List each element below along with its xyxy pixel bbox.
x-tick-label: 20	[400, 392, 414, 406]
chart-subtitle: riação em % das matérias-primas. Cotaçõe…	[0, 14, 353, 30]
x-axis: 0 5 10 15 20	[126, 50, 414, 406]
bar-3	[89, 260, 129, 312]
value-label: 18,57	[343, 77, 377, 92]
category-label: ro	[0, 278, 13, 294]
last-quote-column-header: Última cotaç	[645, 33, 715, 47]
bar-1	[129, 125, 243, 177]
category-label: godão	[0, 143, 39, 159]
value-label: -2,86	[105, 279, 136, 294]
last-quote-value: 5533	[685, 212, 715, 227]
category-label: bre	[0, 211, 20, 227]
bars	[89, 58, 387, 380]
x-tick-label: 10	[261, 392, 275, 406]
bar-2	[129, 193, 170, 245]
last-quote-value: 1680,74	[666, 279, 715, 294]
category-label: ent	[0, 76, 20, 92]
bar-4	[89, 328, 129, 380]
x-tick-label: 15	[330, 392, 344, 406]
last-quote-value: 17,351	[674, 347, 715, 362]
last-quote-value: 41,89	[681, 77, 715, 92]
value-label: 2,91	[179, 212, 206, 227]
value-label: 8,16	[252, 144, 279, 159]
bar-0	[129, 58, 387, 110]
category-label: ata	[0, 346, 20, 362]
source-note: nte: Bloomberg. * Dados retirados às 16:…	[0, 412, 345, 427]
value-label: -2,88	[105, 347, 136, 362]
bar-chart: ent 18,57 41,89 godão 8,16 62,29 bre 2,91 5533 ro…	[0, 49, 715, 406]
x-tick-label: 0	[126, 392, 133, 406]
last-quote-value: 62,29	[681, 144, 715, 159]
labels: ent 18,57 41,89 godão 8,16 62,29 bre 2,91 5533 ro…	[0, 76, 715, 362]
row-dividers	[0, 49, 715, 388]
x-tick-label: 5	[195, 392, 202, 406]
━━━━━━━━━━━━━━━━
Put the rows into a numbered list, from the first line of the rows through the line that contains "77, 715, 92]", with both ends included and any blank lines left out.

• Exercise solution:
1. List each element below along with its xyxy pixel bbox.
2. x-tick-label: 20	[400, 392, 414, 406]
3. chart-subtitle: riação em % das matérias-primas. Cotaçõe…	[0, 14, 353, 30]
4. x-axis: 0 5 10 15 20	[126, 50, 414, 406]
5. bar-3	[89, 260, 129, 312]
6. value-label: 18,57	[343, 77, 377, 92]
7. category-label: ro	[0, 278, 13, 294]
8. last-quote-column-header: Última cotaç	[645, 33, 715, 47]
9. bar-1	[129, 125, 243, 177]
10. category-label: godão	[0, 143, 39, 159]
11. value-label: -2,86	[105, 279, 136, 294]
12. last-quote-value: 5533	[685, 212, 715, 227]
13. category-label: bre	[0, 211, 20, 227]
14. bars	[89, 58, 387, 380]
15. x-tick-label: 10	[261, 392, 275, 406]
16. bar-2	[129, 193, 170, 245]
17. last-quote-value: 1680,74	[666, 279, 715, 294]
18. category-label: ent	[0, 76, 20, 92]
19. bar-4	[89, 328, 129, 380]
20. x-tick-label: 15	[330, 392, 344, 406]
21. last-quote-value: 17,351	[674, 347, 715, 362]
22. last-quote-value: 41,89	[681, 77, 715, 92]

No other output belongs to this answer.